== EXERCISE PROMPT ==
Leave out the pictures and return every entry exactly as it appears.

== ENTRIES ==
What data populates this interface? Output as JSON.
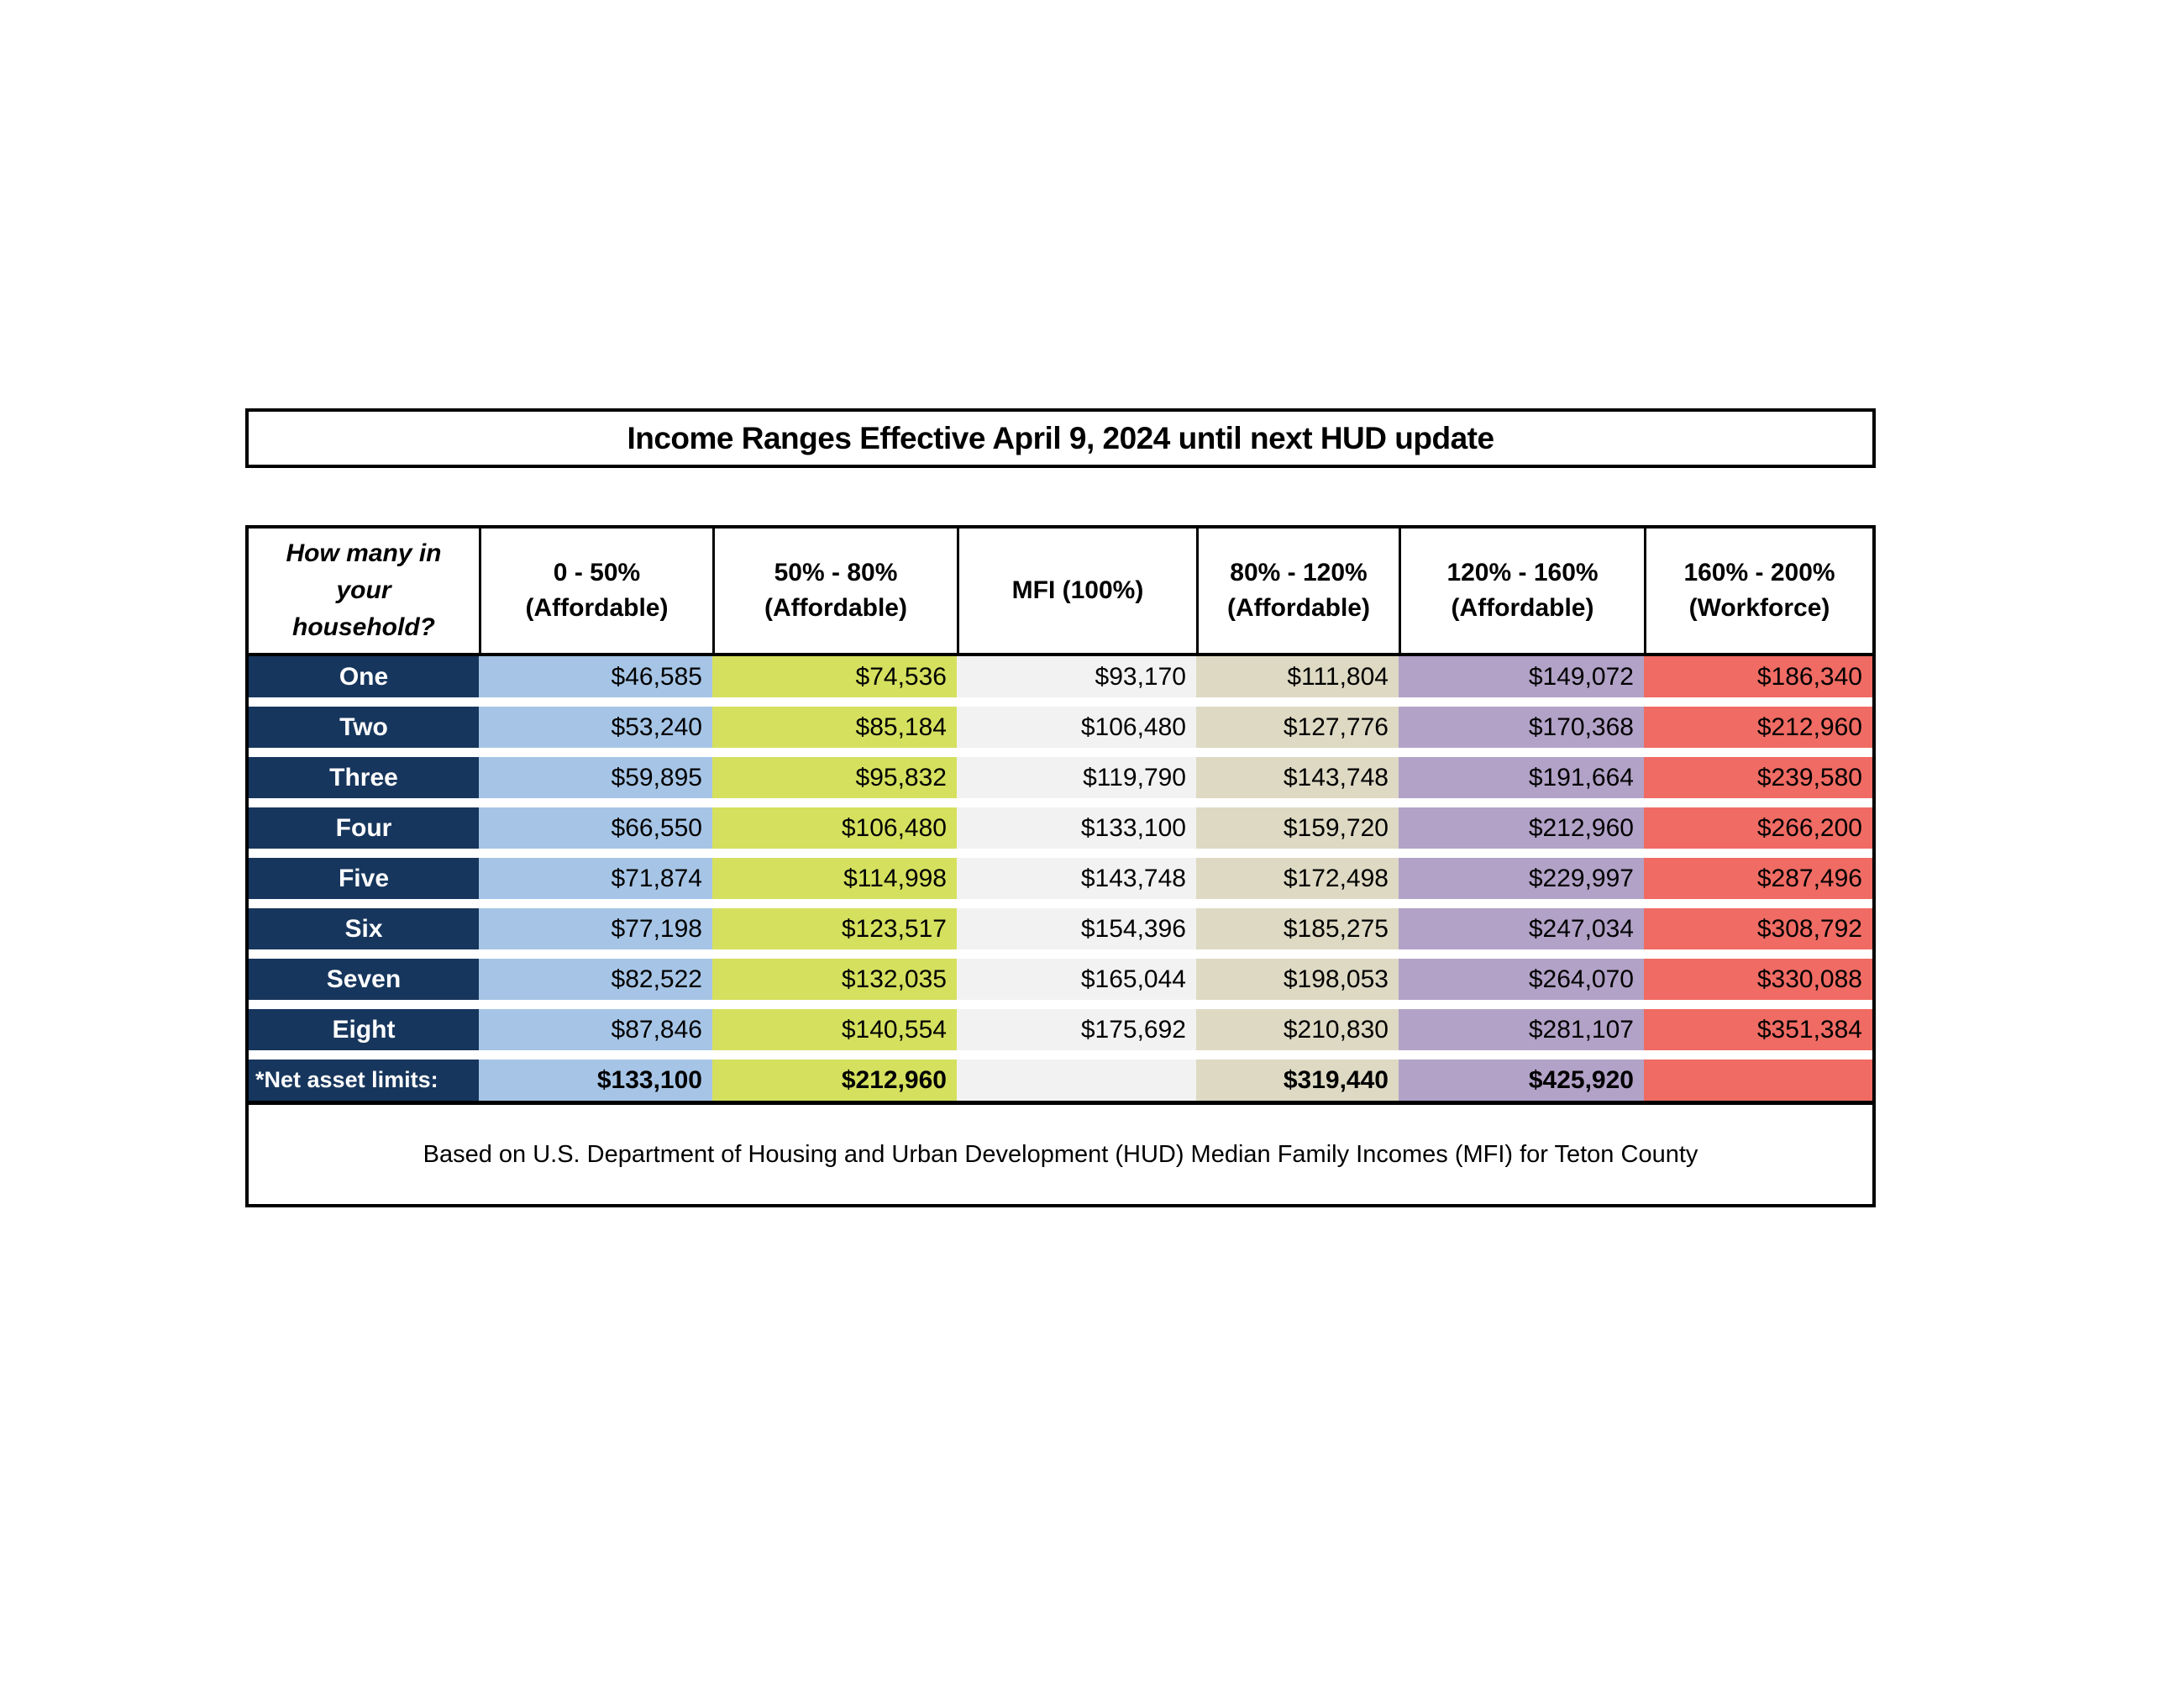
{
  "title": "Income Ranges Effective April 9, 2024 until next HUD update",
  "colors": {
    "row_label_bg": "#17365d",
    "border": "#000000",
    "page_bg": "#ffffff"
  },
  "table": {
    "header": {
      "household": "How many in your household?",
      "columns": [
        {
          "line1": "0 - 50%",
          "line2": "(Affordable)",
          "color": "#a6c5e6"
        },
        {
          "line1": "50% - 80%",
          "line2": "(Affordable)",
          "color": "#d5e05e"
        },
        {
          "line1": "MFI (100%)",
          "line2": "",
          "color": "#f2f2f2"
        },
        {
          "line1": "80% - 120%",
          "line2": "(Affordable)",
          "color": "#ddd9c3"
        },
        {
          "line1": "120% - 160%",
          "line2": "(Affordable)",
          "color": "#b2a2c7"
        },
        {
          "line1": "160% - 200%",
          "line2": "(Workforce)",
          "color": "#ef6b63"
        }
      ]
    },
    "rows": [
      {
        "label": "One",
        "values": [
          "$46,585",
          "$74,536",
          "$93,170",
          "$111,804",
          "$149,072",
          "$186,340"
        ]
      },
      {
        "label": "Two",
        "values": [
          "$53,240",
          "$85,184",
          "$106,480",
          "$127,776",
          "$170,368",
          "$212,960"
        ]
      },
      {
        "label": "Three",
        "values": [
          "$59,895",
          "$95,832",
          "$119,790",
          "$143,748",
          "$191,664",
          "$239,580"
        ]
      },
      {
        "label": "Four",
        "values": [
          "$66,550",
          "$106,480",
          "$133,100",
          "$159,720",
          "$212,960",
          "$266,200"
        ]
      },
      {
        "label": "Five",
        "values": [
          "$71,874",
          "$114,998",
          "$143,748",
          "$172,498",
          "$229,997",
          "$287,496"
        ]
      },
      {
        "label": "Six",
        "values": [
          "$77,198",
          "$123,517",
          "$154,396",
          "$185,275",
          "$247,034",
          "$308,792"
        ]
      },
      {
        "label": "Seven",
        "values": [
          "$82,522",
          "$132,035",
          "$165,044",
          "$198,053",
          "$264,070",
          "$330,088"
        ]
      },
      {
        "label": "Eight",
        "values": [
          "$87,846",
          "$140,554",
          "$175,692",
          "$210,830",
          "$281,107",
          "$351,384"
        ]
      }
    ],
    "net_asset_row": {
      "label": "*Net asset limits:",
      "values": [
        "$133,100",
        "$212,960",
        "",
        "$319,440",
        "$425,920",
        ""
      ]
    }
  },
  "footer": "Based on U.S. Department of Housing and Urban Development (HUD) Median Family Incomes (MFI) for Teton County"
}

== FINAL ANSWER ==
What data populates this interface? Output as JSON.
{
  "title": "Income Ranges Effective April 9, 2024 until next HUD update",
  "colors": {
    "row_label_bg": "#17365d",
    "border": "#000000",
    "page_bg": "#ffffff"
  },
  "table": {
    "header": {
      "household": "How many in your household?",
      "columns": [
        {
          "line1": "0 - 50%",
          "line2": "(Affordable)",
          "color": "#a6c5e6"
        },
        {
          "line1": "50% - 80%",
          "line2": "(Affordable)",
          "color": "#d5e05e"
        },
        {
          "line1": "MFI (100%)",
          "line2": "",
          "color": "#f2f2f2"
        },
        {
          "line1": "80% - 120%",
          "line2": "(Affordable)",
          "color": "#ddd9c3"
        },
        {
          "line1": "120% - 160%",
          "line2": "(Affordable)",
          "color": "#b2a2c7"
        },
        {
          "line1": "160% - 200%",
          "line2": "(Workforce)",
          "color": "#ef6b63"
        }
      ]
    },
    "rows": [
      {
        "label": "One",
        "values": [
          "$46,585",
          "$74,536",
          "$93,170",
          "$111,804",
          "$149,072",
          "$186,340"
        ]
      },
      {
        "label": "Two",
        "values": [
          "$53,240",
          "$85,184",
          "$106,480",
          "$127,776",
          "$170,368",
          "$212,960"
        ]
      },
      {
        "label": "Three",
        "values": [
          "$59,895",
          "$95,832",
          "$119,790",
          "$143,748",
          "$191,664",
          "$239,580"
        ]
      },
      {
        "label": "Four",
        "values": [
          "$66,550",
          "$106,480",
          "$133,100",
          "$159,720",
          "$212,960",
          "$266,200"
        ]
      },
      {
        "label": "Five",
        "values": [
          "$71,874",
          "$114,998",
          "$143,748",
          "$172,498",
          "$229,997",
          "$287,496"
        ]
      },
      {
        "label": "Six",
        "values": [
          "$77,198",
          "$123,517",
          "$154,396",
          "$185,275",
          "$247,034",
          "$308,792"
        ]
      },
      {
        "label": "Seven",
        "values": [
          "$82,522",
          "$132,035",
          "$165,044",
          "$198,053",
          "$264,070",
          "$330,088"
        ]
      },
      {
        "label": "Eight",
        "values": [
          "$87,846",
          "$140,554",
          "$175,692",
          "$210,830",
          "$281,107",
          "$351,384"
        ]
      }
    ],
    "net_asset_row": {
      "label": "*Net asset limits:",
      "values": [
        "$133,100",
        "$212,960",
        "",
        "$319,440",
        "$425,920",
        ""
      ]
    }
  },
  "footer": "Based on U.S. Department of Housing and Urban Development (HUD) Median Family Incomes (MFI) for Teton County"
}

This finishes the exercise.